=== PROBLEM DETAILS ===
Skip the images and copy each record exactly as written.

=== SOURCE DATA ===
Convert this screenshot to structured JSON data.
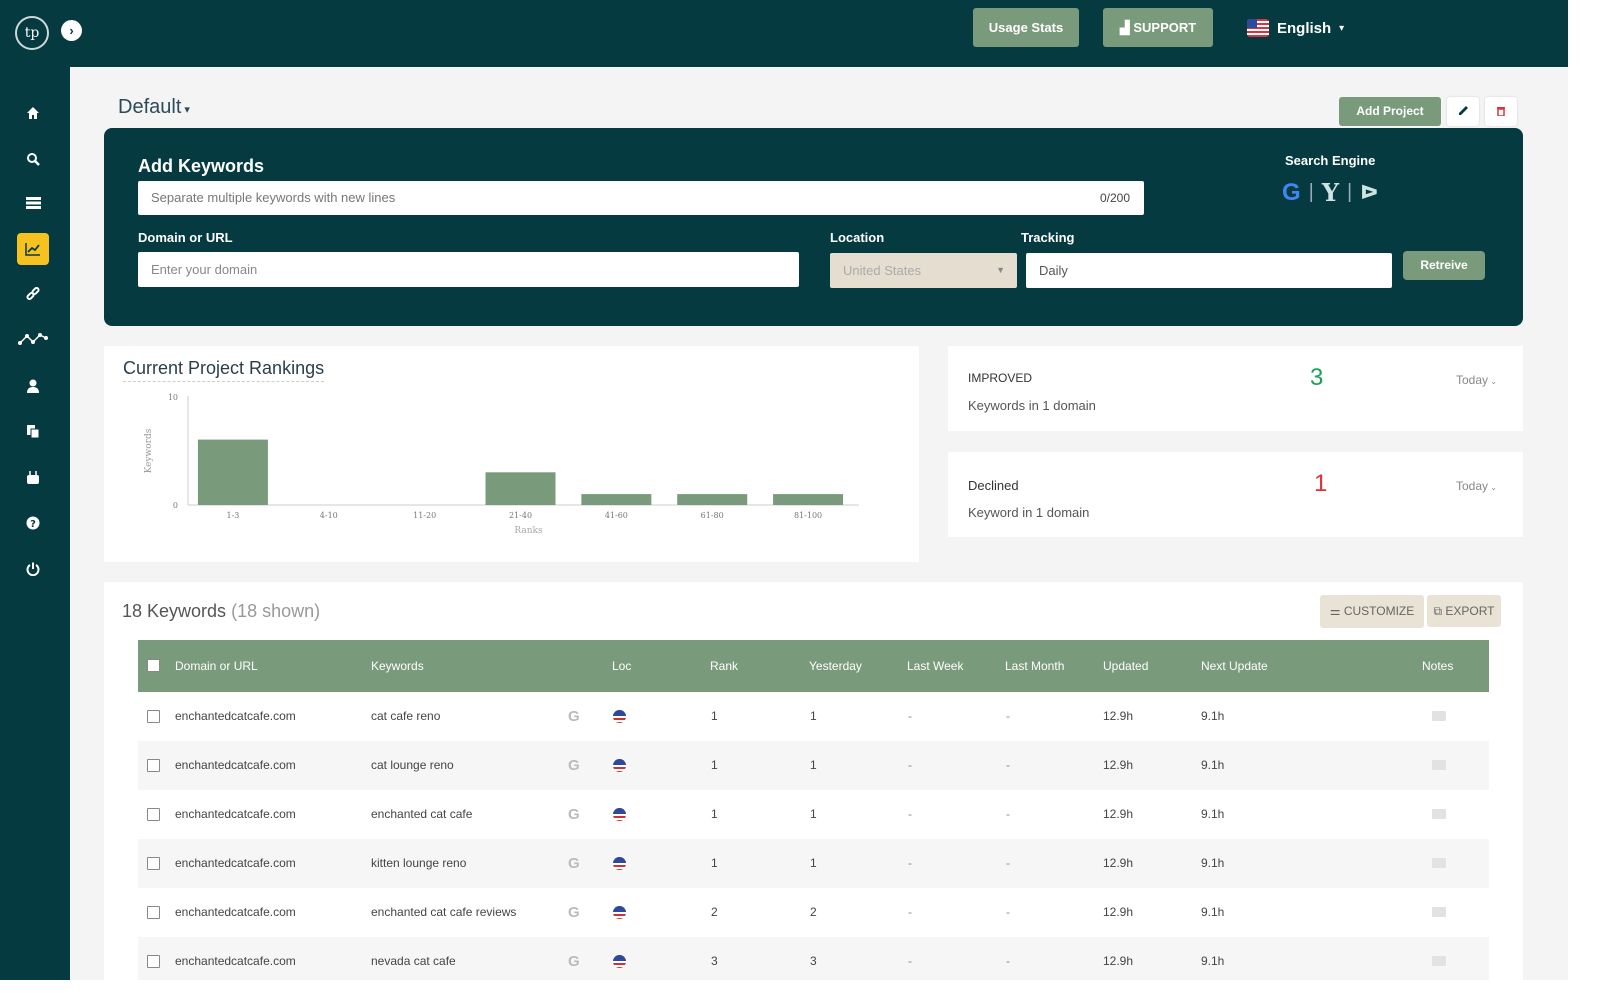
{
  "topbar": {
    "logo_text": "tp",
    "usage_stats": "Usage Stats",
    "support": "SUPPORT",
    "language": "English"
  },
  "sidebar": {
    "items": [
      {
        "name": "home-icon",
        "glyph": "⌂"
      },
      {
        "name": "search-icon",
        "glyph": "🔍"
      },
      {
        "name": "list-icon",
        "glyph": "☰"
      },
      {
        "name": "chart-icon",
        "glyph": "📈",
        "active": true
      },
      {
        "name": "link-icon",
        "glyph": "🔗"
      },
      {
        "name": "network-icon",
        "glyph": "⋰"
      },
      {
        "name": "user-icon",
        "glyph": "👤"
      },
      {
        "name": "copy-icon",
        "glyph": "⧉"
      },
      {
        "name": "youtube-icon",
        "glyph": "▣"
      },
      {
        "name": "help-icon",
        "glyph": "?"
      },
      {
        "name": "power-icon",
        "glyph": "⏻"
      }
    ]
  },
  "header": {
    "project": "Default",
    "add_project": "Add Project"
  },
  "add_keywords": {
    "title": "Add Keywords",
    "keywords_placeholder": "Separate multiple keywords with new lines",
    "keywords_count": "0/200",
    "domain_label": "Domain or URL",
    "domain_placeholder": "Enter your domain",
    "location_label": "Location",
    "location_value": "United States",
    "tracking_label": "Tracking",
    "tracking_value": "Daily",
    "search_engine_label": "Search Engine",
    "retrieve": "Retreive"
  },
  "rankings": {
    "title": "Current Project Rankings"
  },
  "chart_data": {
    "type": "bar",
    "title": "Current Project Rankings",
    "xlabel": "Ranks",
    "ylabel": "Keywords",
    "categories": [
      "1-3",
      "4-10",
      "11-20",
      "21-40",
      "41-60",
      "61-80",
      "81-100"
    ],
    "values": [
      6,
      0,
      0,
      3,
      1,
      1,
      1
    ],
    "ylim": [
      0,
      10
    ],
    "yticks": [
      "10",
      "0"
    ],
    "color": "#7a9a7c"
  },
  "stats": {
    "improved": {
      "label": "IMPROVED",
      "value": "3",
      "sub": "Keywords in 1 domain",
      "period": "Today",
      "color": "#1aa05a"
    },
    "declined": {
      "label": "Declined",
      "value": "1",
      "sub": "Keyword in 1 domain",
      "period": "Today",
      "color": "#e0313a"
    }
  },
  "table": {
    "count": "18 Keywords",
    "shown": "(18 shown)",
    "customize": "CUSTOMIZE",
    "export": "EXPORT",
    "headers": [
      "Domain or URL",
      "Keywords",
      "Loc",
      "Rank",
      "Yesterday",
      "Last Week",
      "Last Month",
      "Updated",
      "Next Update",
      "Notes"
    ],
    "rows": [
      {
        "domain": "enchantedcatcafe.com",
        "keyword": "cat cafe reno",
        "rank": "1",
        "yesterday": "1",
        "last_week": "-",
        "last_month": "-",
        "updated": "12.9h",
        "next_update": "9.1h"
      },
      {
        "domain": "enchantedcatcafe.com",
        "keyword": "cat lounge reno",
        "rank": "1",
        "yesterday": "1",
        "last_week": "-",
        "last_month": "-",
        "updated": "12.9h",
        "next_update": "9.1h"
      },
      {
        "domain": "enchantedcatcafe.com",
        "keyword": "enchanted cat cafe",
        "rank": "1",
        "yesterday": "1",
        "last_week": "-",
        "last_month": "-",
        "updated": "12.9h",
        "next_update": "9.1h"
      },
      {
        "domain": "enchantedcatcafe.com",
        "keyword": "kitten lounge reno",
        "rank": "1",
        "yesterday": "1",
        "last_week": "-",
        "last_month": "-",
        "updated": "12.9h",
        "next_update": "9.1h"
      },
      {
        "domain": "enchantedcatcafe.com",
        "keyword": "enchanted cat cafe reviews",
        "rank": "2",
        "yesterday": "2",
        "last_week": "-",
        "last_month": "-",
        "updated": "12.9h",
        "next_update": "9.1h"
      },
      {
        "domain": "enchantedcatcafe.com",
        "keyword": "nevada cat cafe",
        "rank": "3",
        "yesterday": "3",
        "last_week": "-",
        "last_month": "-",
        "updated": "12.9h",
        "next_update": "9.1h"
      }
    ]
  }
}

=== IN RESPONSE ===
Convert this screenshot to structured JSON data.
{
  "topbar": {
    "logo_text": "tp",
    "usage_stats": "Usage Stats",
    "support": "SUPPORT",
    "language": "English"
  },
  "sidebar": {
    "items": [
      {
        "name": "home-icon",
        "glyph": "⌂"
      },
      {
        "name": "search-icon",
        "glyph": "🔍"
      },
      {
        "name": "list-icon",
        "glyph": "☰"
      },
      {
        "name": "chart-icon",
        "glyph": "📈",
        "active": true
      },
      {
        "name": "link-icon",
        "glyph": "🔗"
      },
      {
        "name": "network-icon",
        "glyph": "⋰"
      },
      {
        "name": "user-icon",
        "glyph": "👤"
      },
      {
        "name": "copy-icon",
        "glyph": "⧉"
      },
      {
        "name": "youtube-icon",
        "glyph": "▣"
      },
      {
        "name": "help-icon",
        "glyph": "?"
      },
      {
        "name": "power-icon",
        "glyph": "⏻"
      }
    ]
  },
  "header": {
    "project": "Default",
    "add_project": "Add Project"
  },
  "add_keywords": {
    "title": "Add Keywords",
    "keywords_placeholder": "Separate multiple keywords with new lines",
    "keywords_count": "0/200",
    "domain_label": "Domain or URL",
    "domain_placeholder": "Enter your domain",
    "location_label": "Location",
    "location_value": "United States",
    "tracking_label": "Tracking",
    "tracking_value": "Daily",
    "search_engine_label": "Search Engine",
    "retrieve": "Retreive"
  },
  "rankings": {
    "title": "Current Project Rankings"
  },
  "chart_data": {
    "type": "bar",
    "title": "Current Project Rankings",
    "xlabel": "Ranks",
    "ylabel": "Keywords",
    "categories": [
      "1-3",
      "4-10",
      "11-20",
      "21-40",
      "41-60",
      "61-80",
      "81-100"
    ],
    "values": [
      6,
      0,
      0,
      3,
      1,
      1,
      1
    ],
    "ylim": [
      0,
      10
    ],
    "yticks": [
      "10",
      "0"
    ],
    "color": "#7a9a7c"
  },
  "stats": {
    "improved": {
      "label": "IMPROVED",
      "value": "3",
      "sub": "Keywords in 1 domain",
      "period": "Today",
      "color": "#1aa05a"
    },
    "declined": {
      "label": "Declined",
      "value": "1",
      "sub": "Keyword in 1 domain",
      "period": "Today",
      "color": "#e0313a"
    }
  },
  "table": {
    "count": "18 Keywords",
    "shown": "(18 shown)",
    "customize": "CUSTOMIZE",
    "export": "EXPORT",
    "headers": [
      "Domain or URL",
      "Keywords",
      "Loc",
      "Rank",
      "Yesterday",
      "Last Week",
      "Last Month",
      "Updated",
      "Next Update",
      "Notes"
    ],
    "rows": [
      {
        "domain": "enchantedcatcafe.com",
        "keyword": "cat cafe reno",
        "rank": "1",
        "yesterday": "1",
        "last_week": "-",
        "last_month": "-",
        "updated": "12.9h",
        "next_update": "9.1h"
      },
      {
        "domain": "enchantedcatcafe.com",
        "keyword": "cat lounge reno",
        "rank": "1",
        "yesterday": "1",
        "last_week": "-",
        "last_month": "-",
        "updated": "12.9h",
        "next_update": "9.1h"
      },
      {
        "domain": "enchantedcatcafe.com",
        "keyword": "enchanted cat cafe",
        "rank": "1",
        "yesterday": "1",
        "last_week": "-",
        "last_month": "-",
        "updated": "12.9h",
        "next_update": "9.1h"
      },
      {
        "domain": "enchantedcatcafe.com",
        "keyword": "kitten lounge reno",
        "rank": "1",
        "yesterday": "1",
        "last_week": "-",
        "last_month": "-",
        "updated": "12.9h",
        "next_update": "9.1h"
      },
      {
        "domain": "enchantedcatcafe.com",
        "keyword": "enchanted cat cafe reviews",
        "rank": "2",
        "yesterday": "2",
        "last_week": "-",
        "last_month": "-",
        "updated": "12.9h",
        "next_update": "9.1h"
      },
      {
        "domain": "enchantedcatcafe.com",
        "keyword": "nevada cat cafe",
        "rank": "3",
        "yesterday": "3",
        "last_week": "-",
        "last_month": "-",
        "updated": "12.9h",
        "next_update": "9.1h"
      }
    ]
  }
}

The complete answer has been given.